Eliza Speech Recognition Technology Out to Make Healthcare Communication Sexier
It’s no surprise that many aspects of the healthcare system are deemed broken. But Beverly, MA-based Eliza is targeting a segment of the healthcare business that draws far less attention than the usual big ticket subjects like health insurance coverage or Medicare reimbursement codes.
Eliza uses a software-as-a-service model to deliver interactive communications for insurance companies and other healthcare stakeholders to patients. Typically healthcare providers and insurance companies communicate to patients about their health in a “boring, non-sexy way,” says Alexandra Drane, Eliza’s founder and president.
To remedy this, Eliza provides services that incorporate intelligent speech-recognition technology into a system of automated phone calls, text messages, and e-mails designed to engage consumers on the subject of their health and that encourage them to act by taking preventative healthcare measures. The phone calls typically don’t just explain a health problem to users or instruct them to get preventative screenings, says Drane. In her view, improving patient health is “not an information problem, it’s an inspiration problem.”
Instead of calling to tell someone that they are overweight and describing the health implications, Eliza’s service will offer practical, attainable suggestions on how to lose weight (and get back in your skinny jeans), such as cutting out soda. And rather than just informing people that they’re due for a preventive screening, they’ll ask why they haven’t gotten one yet. They can also directly transfer the phone calls to users’ healthcare providers to schedule appointments.
“Getting someone to change behavior is hard,” Drane says. “It’s not like a one-hit wonder. To the extent that we can be establishing relationships over time, that’s been a huge benefit for us.” Eliza also offers a Web-based portal for measuring the effectiveness of its communications, gathering real-time data on call responses, and enabling clients to modify programs for patients.
The voice recognition technology behind Eliza’s service isn’t designed to just capture the words that customers use in their responses to Eliza’s motivational calls, but also the tone and inflection of what they are saying. It can use these responses to better craft future phone calls, tailoring the language, terms, and healthcare subjects on such factors as a patient’s age, gender, and demographic location. “Every interaction is about getting more insight into who you are,” Drane says. More than 400 million phone calls have been made through the service in the last ten years (As far as protecting privacy goes, the company’s technology has ISO 27001 certification for managing information security.)

**Data shown:**
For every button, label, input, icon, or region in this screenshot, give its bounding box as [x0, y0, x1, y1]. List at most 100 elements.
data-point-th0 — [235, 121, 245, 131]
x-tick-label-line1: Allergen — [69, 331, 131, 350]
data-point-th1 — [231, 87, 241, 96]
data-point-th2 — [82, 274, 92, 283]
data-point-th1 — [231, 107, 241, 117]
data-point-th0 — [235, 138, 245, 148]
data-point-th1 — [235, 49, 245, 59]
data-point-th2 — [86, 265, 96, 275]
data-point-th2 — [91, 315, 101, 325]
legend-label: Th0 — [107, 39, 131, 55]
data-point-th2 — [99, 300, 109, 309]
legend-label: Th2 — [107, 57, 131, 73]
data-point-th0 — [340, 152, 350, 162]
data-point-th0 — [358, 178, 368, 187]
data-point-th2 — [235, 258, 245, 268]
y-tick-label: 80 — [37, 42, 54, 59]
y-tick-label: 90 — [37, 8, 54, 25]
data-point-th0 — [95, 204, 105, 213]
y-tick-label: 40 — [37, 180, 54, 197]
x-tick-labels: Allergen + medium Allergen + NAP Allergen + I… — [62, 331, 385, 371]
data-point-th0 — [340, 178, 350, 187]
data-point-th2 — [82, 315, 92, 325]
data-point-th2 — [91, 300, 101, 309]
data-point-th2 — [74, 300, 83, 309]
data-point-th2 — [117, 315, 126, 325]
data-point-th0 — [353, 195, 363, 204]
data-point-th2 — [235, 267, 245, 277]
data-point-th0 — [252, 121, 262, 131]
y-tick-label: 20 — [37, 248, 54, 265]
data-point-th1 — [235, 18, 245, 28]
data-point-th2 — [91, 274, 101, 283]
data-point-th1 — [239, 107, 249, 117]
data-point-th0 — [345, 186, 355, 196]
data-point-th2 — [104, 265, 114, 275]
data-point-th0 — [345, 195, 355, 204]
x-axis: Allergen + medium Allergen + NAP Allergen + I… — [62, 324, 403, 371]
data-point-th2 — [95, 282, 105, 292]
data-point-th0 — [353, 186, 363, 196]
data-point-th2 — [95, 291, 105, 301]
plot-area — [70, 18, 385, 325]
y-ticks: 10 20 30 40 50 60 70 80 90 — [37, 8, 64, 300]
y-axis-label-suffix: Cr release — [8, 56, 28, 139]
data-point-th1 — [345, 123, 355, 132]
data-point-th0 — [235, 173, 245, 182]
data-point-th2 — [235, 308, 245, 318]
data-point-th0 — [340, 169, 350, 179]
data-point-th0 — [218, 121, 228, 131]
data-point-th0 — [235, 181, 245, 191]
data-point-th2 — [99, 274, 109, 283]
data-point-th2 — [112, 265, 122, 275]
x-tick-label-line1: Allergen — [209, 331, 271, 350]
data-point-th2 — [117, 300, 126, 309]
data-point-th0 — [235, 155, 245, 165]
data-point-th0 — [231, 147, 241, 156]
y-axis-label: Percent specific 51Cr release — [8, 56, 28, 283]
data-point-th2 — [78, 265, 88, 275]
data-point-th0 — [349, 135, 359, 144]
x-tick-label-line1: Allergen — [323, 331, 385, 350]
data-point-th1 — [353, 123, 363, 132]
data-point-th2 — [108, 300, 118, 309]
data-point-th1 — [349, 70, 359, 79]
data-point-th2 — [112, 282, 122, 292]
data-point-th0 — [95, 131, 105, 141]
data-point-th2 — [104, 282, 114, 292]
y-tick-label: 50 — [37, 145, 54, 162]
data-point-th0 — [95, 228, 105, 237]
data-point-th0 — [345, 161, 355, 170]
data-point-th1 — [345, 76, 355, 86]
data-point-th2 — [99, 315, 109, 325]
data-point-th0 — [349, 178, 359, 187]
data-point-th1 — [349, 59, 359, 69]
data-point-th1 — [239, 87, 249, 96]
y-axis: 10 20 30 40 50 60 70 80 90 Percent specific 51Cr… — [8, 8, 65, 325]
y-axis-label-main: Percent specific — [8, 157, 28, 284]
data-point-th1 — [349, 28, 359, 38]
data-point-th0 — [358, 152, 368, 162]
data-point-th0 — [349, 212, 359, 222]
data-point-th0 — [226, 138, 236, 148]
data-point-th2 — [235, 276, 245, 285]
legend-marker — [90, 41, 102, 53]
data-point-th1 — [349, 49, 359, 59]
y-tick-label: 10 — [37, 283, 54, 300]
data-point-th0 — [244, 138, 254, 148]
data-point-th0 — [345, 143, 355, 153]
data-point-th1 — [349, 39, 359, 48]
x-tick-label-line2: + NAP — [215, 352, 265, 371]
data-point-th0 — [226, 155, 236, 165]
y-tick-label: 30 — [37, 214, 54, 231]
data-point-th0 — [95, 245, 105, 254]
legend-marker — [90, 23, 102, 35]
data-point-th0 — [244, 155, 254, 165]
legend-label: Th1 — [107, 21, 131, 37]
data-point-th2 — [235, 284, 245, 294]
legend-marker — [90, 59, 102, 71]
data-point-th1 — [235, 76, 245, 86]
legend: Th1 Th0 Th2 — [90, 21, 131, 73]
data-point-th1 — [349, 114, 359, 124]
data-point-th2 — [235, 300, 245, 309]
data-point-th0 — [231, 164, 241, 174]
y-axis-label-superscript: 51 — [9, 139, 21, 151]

**Instructions to follow:** Reproduce the part of the Eliza article starting with "The voice recognition" and going on through "managing information security.)". The items have no connection to the Eliza article.

**Solution to this exercise:**
The voice recognition technology behind Eliza’s service isn’t designed to just capture the words that customers use in their responses to Eliza’s motivational calls, but also the tone and inflection of what they are saying. It can use these responses to better craft future phone calls, tailoring the language, terms, and healthcare subjects on such factors as a patient’s age, gender, and demographic location. “Every interaction is about getting more insight into who you are,” Drane says. More than 400 million phone calls have been made through the service in the last ten years (As far as protecting privacy goes, the company’s technology has ISO 27001 certification for managing information security.)